## Problem details
Set down all of the data exactly as it appears.

## Rows from a dataset
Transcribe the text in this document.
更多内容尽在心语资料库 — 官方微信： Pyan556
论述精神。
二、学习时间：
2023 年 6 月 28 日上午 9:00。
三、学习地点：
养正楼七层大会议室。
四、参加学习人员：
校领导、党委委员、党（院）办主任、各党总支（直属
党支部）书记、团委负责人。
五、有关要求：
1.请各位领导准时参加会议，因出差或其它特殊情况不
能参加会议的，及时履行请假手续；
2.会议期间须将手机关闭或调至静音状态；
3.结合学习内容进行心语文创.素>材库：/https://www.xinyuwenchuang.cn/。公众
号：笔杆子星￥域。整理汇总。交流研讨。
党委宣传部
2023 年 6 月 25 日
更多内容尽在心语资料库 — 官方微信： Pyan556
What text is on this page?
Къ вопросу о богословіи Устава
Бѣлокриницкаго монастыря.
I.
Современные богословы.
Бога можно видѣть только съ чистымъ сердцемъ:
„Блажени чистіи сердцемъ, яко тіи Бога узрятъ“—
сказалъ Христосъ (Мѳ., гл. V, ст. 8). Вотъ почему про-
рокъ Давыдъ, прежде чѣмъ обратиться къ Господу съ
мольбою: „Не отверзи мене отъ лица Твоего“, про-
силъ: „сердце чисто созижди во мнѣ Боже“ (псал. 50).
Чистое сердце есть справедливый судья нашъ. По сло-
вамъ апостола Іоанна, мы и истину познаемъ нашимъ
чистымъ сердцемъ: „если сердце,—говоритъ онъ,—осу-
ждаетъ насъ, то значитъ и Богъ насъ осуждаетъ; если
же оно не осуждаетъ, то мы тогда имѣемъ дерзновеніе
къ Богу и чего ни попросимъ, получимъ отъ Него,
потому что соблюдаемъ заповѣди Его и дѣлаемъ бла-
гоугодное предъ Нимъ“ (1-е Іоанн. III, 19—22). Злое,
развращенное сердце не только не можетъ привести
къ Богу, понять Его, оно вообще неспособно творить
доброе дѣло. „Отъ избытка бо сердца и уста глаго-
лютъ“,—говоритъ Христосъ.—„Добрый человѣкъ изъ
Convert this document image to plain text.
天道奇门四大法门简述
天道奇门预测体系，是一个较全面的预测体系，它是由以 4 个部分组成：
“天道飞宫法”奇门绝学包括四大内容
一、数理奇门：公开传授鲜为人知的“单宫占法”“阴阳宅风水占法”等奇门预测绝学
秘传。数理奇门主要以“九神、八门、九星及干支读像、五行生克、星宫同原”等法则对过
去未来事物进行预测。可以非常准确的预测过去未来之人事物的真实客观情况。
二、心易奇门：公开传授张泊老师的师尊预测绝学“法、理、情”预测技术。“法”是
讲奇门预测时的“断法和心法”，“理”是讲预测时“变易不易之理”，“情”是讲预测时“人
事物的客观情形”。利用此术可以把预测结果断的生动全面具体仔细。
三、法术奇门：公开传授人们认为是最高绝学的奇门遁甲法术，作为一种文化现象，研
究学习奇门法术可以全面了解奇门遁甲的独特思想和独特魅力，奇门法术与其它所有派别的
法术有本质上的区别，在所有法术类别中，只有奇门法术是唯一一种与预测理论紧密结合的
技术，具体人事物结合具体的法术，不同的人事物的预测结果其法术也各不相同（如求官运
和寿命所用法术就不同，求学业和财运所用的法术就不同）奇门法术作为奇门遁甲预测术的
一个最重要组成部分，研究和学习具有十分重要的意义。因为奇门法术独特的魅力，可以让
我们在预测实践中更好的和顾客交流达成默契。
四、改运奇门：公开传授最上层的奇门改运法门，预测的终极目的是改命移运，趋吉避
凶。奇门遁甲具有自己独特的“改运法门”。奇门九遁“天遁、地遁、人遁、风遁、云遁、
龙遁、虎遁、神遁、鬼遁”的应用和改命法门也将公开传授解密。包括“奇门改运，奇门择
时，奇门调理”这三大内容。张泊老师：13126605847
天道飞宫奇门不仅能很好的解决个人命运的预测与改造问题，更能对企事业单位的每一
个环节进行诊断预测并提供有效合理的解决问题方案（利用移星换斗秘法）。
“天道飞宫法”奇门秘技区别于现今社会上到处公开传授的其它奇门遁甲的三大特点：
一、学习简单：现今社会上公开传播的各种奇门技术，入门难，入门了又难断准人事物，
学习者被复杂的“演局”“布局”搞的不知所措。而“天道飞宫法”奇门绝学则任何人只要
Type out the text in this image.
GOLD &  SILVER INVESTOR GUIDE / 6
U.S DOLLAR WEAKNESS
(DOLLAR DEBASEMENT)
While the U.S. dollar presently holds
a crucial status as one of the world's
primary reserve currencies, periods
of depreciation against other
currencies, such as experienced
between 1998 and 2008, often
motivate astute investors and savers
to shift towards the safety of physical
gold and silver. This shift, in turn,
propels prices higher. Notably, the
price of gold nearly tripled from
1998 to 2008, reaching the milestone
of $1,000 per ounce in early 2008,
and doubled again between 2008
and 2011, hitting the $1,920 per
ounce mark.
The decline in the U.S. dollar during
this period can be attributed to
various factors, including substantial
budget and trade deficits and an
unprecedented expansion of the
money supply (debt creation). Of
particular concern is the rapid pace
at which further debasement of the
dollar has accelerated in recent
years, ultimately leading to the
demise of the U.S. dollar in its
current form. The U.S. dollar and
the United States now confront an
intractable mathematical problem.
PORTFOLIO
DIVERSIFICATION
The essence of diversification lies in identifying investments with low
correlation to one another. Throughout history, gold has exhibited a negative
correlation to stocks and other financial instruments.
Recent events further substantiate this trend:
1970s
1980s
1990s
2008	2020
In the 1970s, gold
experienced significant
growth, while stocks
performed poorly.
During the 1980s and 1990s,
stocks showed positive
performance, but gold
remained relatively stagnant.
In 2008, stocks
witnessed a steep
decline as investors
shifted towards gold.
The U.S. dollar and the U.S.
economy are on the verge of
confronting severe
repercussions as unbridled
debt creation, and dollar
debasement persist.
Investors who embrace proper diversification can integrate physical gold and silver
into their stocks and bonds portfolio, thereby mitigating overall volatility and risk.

## Full answer
Transcribe the text in this document.
更多内容尽在心语资料库 — 官方微信： Pyan556
论述精神。
二、学习时间：
2023 年 6 月 28 日上午 9:00。
三、学习地点：
养正楼七层大会议室。
四、参加学习人员：
校领导、党委委员、党（院）办主任、各党总支（直属
党支部）书记、团委负责人。
五、有关要求：
1.请各位领导准时参加会议，因出差或其它特殊情况不
能参加会议的，及时履行请假手续；
2.会议期间须将手机关闭或调至静音状态；
3.结合学习内容进行心语文创.素>材库：/https://www.xinyuwenchuang.cn/。公众
号：笔杆子星￥域。整理汇总。交流研讨。
党委宣传部
2023 年 6 月 25 日
更多内容尽在心语资料库 — 官方微信： Pyan556
What text is on this page?
Къ вопросу о богословіи Устава
Бѣлокриницкаго монастыря.
I.
Современные богословы.
Бога можно видѣть только съ чистымъ сердцемъ:
„Блажени чистіи сердцемъ, яко тіи Бога узрятъ“—
сказалъ Христосъ (Мѳ., гл. V, ст. 8). Вотъ почему про-
рокъ Давыдъ, прежде чѣмъ обратиться къ Господу съ
мольбою: „Не отверзи мене отъ лица Твоего“, про-
силъ: „сердце чисто созижди во мнѣ Боже“ (псал. 50).
Чистое сердце есть справедливый судья нашъ. По сло-
вамъ апостола Іоанна, мы и истину познаемъ нашимъ
чистымъ сердцемъ: „если сердце,—говоритъ онъ,—осу-
ждаетъ насъ, то значитъ и Богъ насъ осуждаетъ; если
же оно не осуждаетъ, то мы тогда имѣемъ дерзновеніе
къ Богу и чего ни попросимъ, получимъ отъ Него,
потому что соблюдаемъ заповѣди Его и дѣлаемъ бла-
гоугодное предъ Нимъ“ (1-е Іоанн. III, 19—22). Злое,
развращенное сердце не только не можетъ привести
къ Богу, понять Его, оно вообще неспособно творить
доброе дѣло. „Отъ избытка бо сердца и уста глаго-
лютъ“,—говоритъ Христосъ.—„Добрый человѣкъ изъ
Convert this document image to plain text.
天道奇门四大法门简述
天道奇门预测体系，是一个较全面的预测体系，它是由以 4 个部分组成：
“天道飞宫法”奇门绝学包括四大内容
一、数理奇门：公开传授鲜为人知的“单宫占法”“阴阳宅风水占法”等奇门预测绝学
秘传。数理奇门主要以“九神、八门、九星及干支读像、五行生克、星宫同原”等法则对过
去未来事物进行预测。可以非常准确的预测过去未来之人事物的真实客观情况。
二、心易奇门：公开传授张泊老师的师尊预测绝学“法、理、情”预测技术。“法”是
讲奇门预测时的“断法和心法”，“理”是讲预测时“变易不易之理”，“情”是讲预测时“人
事物的客观情形”。利用此术可以把预测结果断的生动全面具体仔细。
三、法术奇门：公开传授人们认为是最高绝学的奇门遁甲法术，作为一种文化现象，研
究学习奇门法术可以全面了解奇门遁甲的独特思想和独特魅力，奇门法术与其它所有派别的
法术有本质上的区别，在所有法术类别中，只有奇门法术是唯一一种与预测理论紧密结合的
技术，具体人事物结合具体的法术，不同的人事物的预测结果其法术也各不相同（如求官运
和寿命所用法术就不同，求学业和财运所用的法术就不同）奇门法术作为奇门遁甲预测术的
一个最重要组成部分，研究和学习具有十分重要的意义。因为奇门法术独特的魅力，可以让
我们在预测实践中更好的和顾客交流达成默契。
四、改运奇门：公开传授最上层的奇门改运法门，预测的终极目的是改命移运，趋吉避
凶。奇门遁甲具有自己独特的“改运法门”。奇门九遁“天遁、地遁、人遁、风遁、云遁、
龙遁、虎遁、神遁、鬼遁”的应用和改命法门也将公开传授解密。包括“奇门改运，奇门择
时，奇门调理”这三大内容。张泊老师：13126605847
天道飞宫奇门不仅能很好的解决个人命运的预测与改造问题，更能对企事业单位的每一
个环节进行诊断预测并提供有效合理的解决问题方案（利用移星换斗秘法）。
“天道飞宫法”奇门秘技区别于现今社会上到处公开传授的其它奇门遁甲的三大特点：
一、学习简单：现今社会上公开传播的各种奇门技术，入门难，入门了又难断准人事物，
学习者被复杂的“演局”“布局”搞的不知所措。而“天道飞宫法”奇门绝学则任何人只要
Type out the text in this image.
GOLD &  SILVER INVESTOR GUIDE / 6
U.S DOLLAR WEAKNESS
(DOLLAR DEBASEMENT)
While the U.S. dollar presently holds
a crucial status as one of the world's
primary reserve currencies, periods
of depreciation against other
currencies, such as experienced
between 1998 and 2008, often
motivate astute investors and savers
to shift towards the safety of physical
gold and silver. This shift, in turn,
propels prices higher. Notably, the
price of gold nearly tripled from
1998 to 2008, reaching the milestone
of $1,000 per ounce in early 2008,
and doubled again between 2008
and 2011, hitting the $1,920 per
ounce mark.
The decline in the U.S. dollar during
this period can be attributed to
various factors, including substantial
budget and trade deficits and an
unprecedented expansion of the
money supply (debt creation). Of
particular concern is the rapid pace
at which further debasement of the
dollar has accelerated in recent
years, ultimately leading to the
demise of the U.S. dollar in its
current form. The U.S. dollar and
the United States now confront an
intractable mathematical problem.
PORTFOLIO
DIVERSIFICATION
The essence of diversification lies in identifying investments with low
correlation to one another. Throughout history, gold has exhibited a negative
correlation to stocks and other financial instruments.
Recent events further substantiate this trend:
1970s
1980s
1990s
2008	2020
In the 1970s, gold
experienced significant
growth, while stocks
performed poorly.
During the 1980s and 1990s,
stocks showed positive
performance, but gold
remained relatively stagnant.
In 2008, stocks
witnessed a steep
decline as investors
shifted towards gold.
The U.S. dollar and the U.S.
economy are on the verge of
confronting severe
repercussions as unbridled
debt creation, and dollar
debasement persist.
Investors who embrace proper diversification can integrate physical gold and silver
into their stocks and bonds portfolio, thereby mitigating overall volatility and risk.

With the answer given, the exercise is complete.